WHAT YOU ARE ASKED TO DO
Reproduce the listing below in full and without alteration, apart from its pictures.

DATASET EXCERPTS
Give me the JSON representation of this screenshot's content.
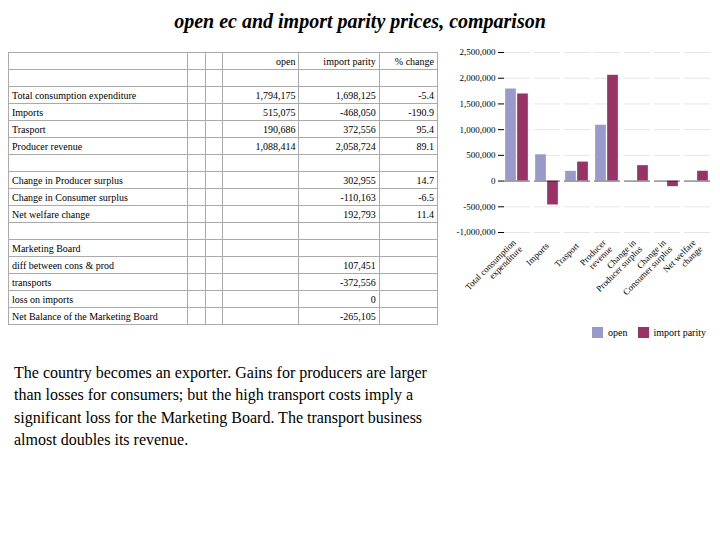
{
  "chart_data": [
    {
      "type": "table",
      "title": "open ec and import parity prices, comparison",
      "columns": [
        null,
        null,
        null,
        "open",
        "import parity",
        "% change"
      ],
      "rows": [
        [
          null,
          null,
          null,
          null,
          null,
          null
        ],
        [
          "Total consumption expenditure",
          null,
          null,
          "1,794,175",
          "1,698,125",
          "-5.4"
        ],
        [
          "Imports",
          null,
          null,
          "515,075",
          "-468,050",
          "-190.9"
        ],
        [
          "Trasport",
          null,
          null,
          "190,686",
          "372,556",
          "95.4"
        ],
        [
          "Producer revenue",
          null,
          null,
          "1,088,414",
          "2,058,724",
          "89.1"
        ],
        [
          null,
          null,
          null,
          null,
          null,
          null
        ],
        [
          "Change in Producer surplus",
          null,
          null,
          null,
          "302,955",
          "14.7"
        ],
        [
          "Change in Consumer surplus",
          null,
          null,
          null,
          "-110,163",
          "-6.5"
        ],
        [
          "Net welfare change",
          null,
          null,
          null,
          "192,793",
          "11.4"
        ],
        [
          null,
          null,
          null,
          null,
          null,
          null
        ],
        [
          "Marketing Board",
          null,
          null,
          null,
          null,
          null
        ],
        [
          "diff between cons & prod",
          null,
          null,
          null,
          "107,451",
          null
        ],
        [
          "transports",
          null,
          null,
          null,
          "-372,556",
          null
        ],
        [
          "loss on imports",
          null,
          null,
          null,
          "0",
          null
        ],
        [
          "Net Balance of the Marketing Board",
          null,
          null,
          null,
          "-265,105",
          null
        ]
      ]
    },
    {
      "type": "bar",
      "categories": [
        "Total consumption\nexpenditure",
        "Imports",
        "Trasport",
        "Producer\nrevenue",
        "Change in\nProducer surplus",
        "Change in\nConsumer surplus",
        "Net welfare\nchange"
      ],
      "series": [
        {
          "name": "open",
          "color": "#9999cc",
          "values": [
            1794175,
            515075,
            190686,
            1088414,
            null,
            null,
            null
          ]
        },
        {
          "name": "import parity",
          "color": "#993366",
          "values": [
            1698125,
            -468050,
            372556,
            2058724,
            302955,
            -110163,
            192793
          ]
        }
      ],
      "ylim": [
        -1000000,
        2500000
      ],
      "yticks": [
        {
          "value": -1000000,
          "label": "-1,000,000"
        },
        {
          "value": -500000,
          "label": "-500,000"
        },
        0,
        {
          "value": 500000,
          "label": "500,000"
        },
        {
          "value": 1000000,
          "label": "1,000,000"
        },
        {
          "value": 1500000,
          "label": "1,500,000"
        },
        {
          "value": 2000000,
          "label": "2,000,000"
        },
        {
          "value": 2500000,
          "label": "2,500,000"
        }
      ],
      "grid": true,
      "legend": "lower right",
      "annotations": [
        "The country becomes an exporter. Gains for producers are larger\nthan losses for consumers; but the high transport costs imply a\nsignificant loss for the Marketing Board. The transport business\nalmost doubles its revenue."
      ]
    }
  ]
}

FINISHED ANSWER
Give me the JSON representation of this screenshot's content.
{
  "chart_data": [
    {
      "type": "table",
      "title": "open ec and import parity prices, comparison",
      "columns": [
        null,
        null,
        null,
        "open",
        "import parity",
        "% change"
      ],
      "rows": [
        [
          null,
          null,
          null,
          null,
          null,
          null
        ],
        [
          "Total consumption expenditure",
          null,
          null,
          "1,794,175",
          "1,698,125",
          "-5.4"
        ],
        [
          "Imports",
          null,
          null,
          "515,075",
          "-468,050",
          "-190.9"
        ],
        [
          "Trasport",
          null,
          null,
          "190,686",
          "372,556",
          "95.4"
        ],
        [
          "Producer revenue",
          null,
          null,
          "1,088,414",
          "2,058,724",
          "89.1"
        ],
        [
          null,
          null,
          null,
          null,
          null,
          null
        ],
        [
          "Change in Producer surplus",
          null,
          null,
          null,
          "302,955",
          "14.7"
        ],
        [
          "Change in Consumer surplus",
          null,
          null,
          null,
          "-110,163",
          "-6.5"
        ],
        [
          "Net welfare change",
          null,
          null,
          null,
          "192,793",
          "11.4"
        ],
        [
          null,
          null,
          null,
          null,
          null,
          null
        ],
        [
          "Marketing Board",
          null,
          null,
          null,
          null,
          null
        ],
        [
          "diff between cons & prod",
          null,
          null,
          null,
          "107,451",
          null
        ],
        [
          "transports",
          null,
          null,
          null,
          "-372,556",
          null
        ],
        [
          "loss on imports",
          null,
          null,
          null,
          "0",
          null
        ],
        [
          "Net Balance of the Marketing Board",
          null,
          null,
          null,
          "-265,105",
          null
        ]
      ]
    },
    {
      "type": "bar",
      "categories": [
        "Total consumption\nexpenditure",
        "Imports",
        "Trasport",
        "Producer\nrevenue",
        "Change in\nProducer surplus",
        "Change in\nConsumer surplus",
        "Net welfare\nchange"
      ],
      "series": [
        {
          "name": "open",
          "color": "#9999cc",
          "values": [
            1794175,
            515075,
            190686,
            1088414,
            null,
            null,
            null
          ]
        },
        {
          "name": "import parity",
          "color": "#993366",
          "values": [
            1698125,
            -468050,
            372556,
            2058724,
            302955,
            -110163,
            192793
          ]
        }
      ],
      "ylim": [
        -1000000,
        2500000
      ],
      "yticks": [
        {
          "value": -1000000,
          "label": "-1,000,000"
        },
        {
          "value": -500000,
          "label": "-500,000"
        },
        0,
        {
          "value": 500000,
          "label": "500,000"
        },
        {
          "value": 1000000,
          "label": "1,000,000"
        },
        {
          "value": 1500000,
          "label": "1,500,000"
        },
        {
          "value": 2000000,
          "label": "2,000,000"
        },
        {
          "value": 2500000,
          "label": "2,500,000"
        }
      ],
      "grid": true,
      "legend": "lower right",
      "annotations": [
        "The country becomes an exporter. Gains for producers are larger\nthan losses for consumers; but the high transport costs imply a\nsignificant loss for the Marketing Board. The transport business\nalmost doubles its revenue."
      ]
    }
  ]
}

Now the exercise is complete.